Items from a dataset

----------

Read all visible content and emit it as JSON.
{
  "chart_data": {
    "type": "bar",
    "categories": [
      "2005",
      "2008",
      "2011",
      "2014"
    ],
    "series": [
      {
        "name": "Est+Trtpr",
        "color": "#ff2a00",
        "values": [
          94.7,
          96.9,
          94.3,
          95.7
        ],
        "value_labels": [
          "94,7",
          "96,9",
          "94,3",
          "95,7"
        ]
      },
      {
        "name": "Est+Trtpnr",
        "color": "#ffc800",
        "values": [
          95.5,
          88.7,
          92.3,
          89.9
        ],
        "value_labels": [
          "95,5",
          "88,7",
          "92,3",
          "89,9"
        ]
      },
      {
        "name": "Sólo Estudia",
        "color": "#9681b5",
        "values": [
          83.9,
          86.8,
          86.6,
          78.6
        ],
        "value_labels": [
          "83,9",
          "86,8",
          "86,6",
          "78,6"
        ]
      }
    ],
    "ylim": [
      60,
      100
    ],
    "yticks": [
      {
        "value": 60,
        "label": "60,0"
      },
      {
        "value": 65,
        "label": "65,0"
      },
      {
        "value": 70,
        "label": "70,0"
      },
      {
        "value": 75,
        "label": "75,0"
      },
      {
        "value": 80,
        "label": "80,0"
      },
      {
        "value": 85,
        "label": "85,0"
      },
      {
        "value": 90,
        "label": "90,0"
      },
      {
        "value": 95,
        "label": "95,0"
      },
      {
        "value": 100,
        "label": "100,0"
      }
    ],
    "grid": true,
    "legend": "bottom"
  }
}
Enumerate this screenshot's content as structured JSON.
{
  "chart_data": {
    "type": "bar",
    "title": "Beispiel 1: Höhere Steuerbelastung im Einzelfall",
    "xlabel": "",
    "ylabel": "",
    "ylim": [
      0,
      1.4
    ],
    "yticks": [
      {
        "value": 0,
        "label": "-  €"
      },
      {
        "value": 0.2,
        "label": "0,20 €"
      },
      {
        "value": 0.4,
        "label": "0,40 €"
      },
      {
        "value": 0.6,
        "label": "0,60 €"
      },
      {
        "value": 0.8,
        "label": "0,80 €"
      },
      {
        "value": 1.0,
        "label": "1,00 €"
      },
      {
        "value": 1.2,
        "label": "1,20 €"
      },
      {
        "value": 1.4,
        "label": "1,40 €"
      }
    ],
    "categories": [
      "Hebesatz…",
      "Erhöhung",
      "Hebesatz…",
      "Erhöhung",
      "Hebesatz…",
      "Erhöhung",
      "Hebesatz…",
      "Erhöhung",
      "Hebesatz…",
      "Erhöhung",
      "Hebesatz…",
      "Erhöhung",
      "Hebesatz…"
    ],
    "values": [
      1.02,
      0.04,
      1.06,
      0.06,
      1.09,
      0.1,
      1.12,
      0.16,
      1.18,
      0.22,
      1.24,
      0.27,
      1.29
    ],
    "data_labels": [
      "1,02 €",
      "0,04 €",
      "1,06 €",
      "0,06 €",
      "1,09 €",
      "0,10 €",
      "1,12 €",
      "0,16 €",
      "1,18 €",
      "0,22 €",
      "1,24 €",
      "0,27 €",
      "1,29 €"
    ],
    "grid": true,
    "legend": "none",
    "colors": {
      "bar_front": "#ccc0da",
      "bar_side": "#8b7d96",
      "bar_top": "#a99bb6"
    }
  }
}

----------

(The request):
Your task is to extract all of the records exactly.

(Solution to this exercise):
Read all visible content and emit it as JSON.
{
  "chart_data": {
    "type": "bar",
    "categories": [
      "2005",
      "2008",
      "2011",
      "2014"
    ],
    "series": [
      {
        "name": "Est+Trtpr",
        "color": "#ff2a00",
        "values": [
          94.7,
          96.9,
          94.3,
          95.7
        ],
        "value_labels": [
          "94,7",
          "96,9",
          "94,3",
          "95,7"
        ]
      },
      {
        "name": "Est+Trtpnr",
        "color": "#ffc800",
        "values": [
          95.5,
          88.7,
          92.3,
          89.9
        ],
        "value_labels": [
          "95,5",
          "88,7",
          "92,3",
          "89,9"
        ]
      },
      {
        "name": "Sólo Estudia",
        "color": "#9681b5",
        "values": [
          83.9,
          86.8,
          86.6,
          78.6
        ],
        "value_labels": [
          "83,9",
          "86,8",
          "86,6",
          "78,6"
        ]
      }
    ],
    "ylim": [
      60,
      100
    ],
    "yticks": [
      {
        "value": 60,
        "label": "60,0"
      },
      {
        "value": 65,
        "label": "65,0"
      },
      {
        "value": 70,
        "label": "70,0"
      },
      {
        "value": 75,
        "label": "75,0"
      },
      {
        "value": 80,
        "label": "80,0"
      },
      {
        "value": 85,
        "label": "85,0"
      },
      {
        "value": 90,
        "label": "90,0"
      },
      {
        "value": 95,
        "label": "95,0"
      },
      {
        "value": 100,
        "label": "100,0"
      }
    ],
    "grid": true,
    "legend": "bottom"
  }
}
Enumerate this screenshot's content as structured JSON.
{
  "chart_data": {
    "type": "bar",
    "title": "Beispiel 1: Höhere Steuerbelastung im Einzelfall",
    "xlabel": "",
    "ylabel": "",
    "ylim": [
      0,
      1.4
    ],
    "yticks": [
      {
        "value": 0,
        "label": "-  €"
      },
      {
        "value": 0.2,
        "label": "0,20 €"
      },
      {
        "value": 0.4,
        "label": "0,40 €"
      },
      {
        "value": 0.6,
        "label": "0,60 €"
      },
      {
        "value": 0.8,
        "label": "0,80 €"
      },
      {
        "value": 1.0,
        "label": "1,00 €"
      },
      {
        "value": 1.2,
        "label": "1,20 €"
      },
      {
        "value": 1.4,
        "label": "1,40 €"
      }
    ],
    "categories": [
      "Hebesatz…",
      "Erhöhung",
      "Hebesatz…",
      "Erhöhung",
      "Hebesatz…",
      "Erhöhung",
      "Hebesatz…",
      "Erhöhung",
      "Hebesatz…",
      "Erhöhung",
      "Hebesatz…",
      "Erhöhung",
      "Hebesatz…"
    ],
    "values": [
      1.02,
      0.04,
      1.06,
      0.06,
      1.09,
      0.1,
      1.12,
      0.16,
      1.18,
      0.22,
      1.24,
      0.27,
      1.29
    ],
    "data_labels": [
      "1,02 €",
      "0,04 €",
      "1,06 €",
      "0,06 €",
      "1,09 €",
      "0,10 €",
      "1,12 €",
      "0,16 €",
      "1,18 €",
      "0,22 €",
      "1,24 €",
      "0,27 €",
      "1,29 €"
    ],
    "grid": true,
    "legend": "none",
    "colors": {
      "bar_front": "#ccc0da",
      "bar_side": "#8b7d96",
      "bar_top": "#a99bb6"
    }
  }
}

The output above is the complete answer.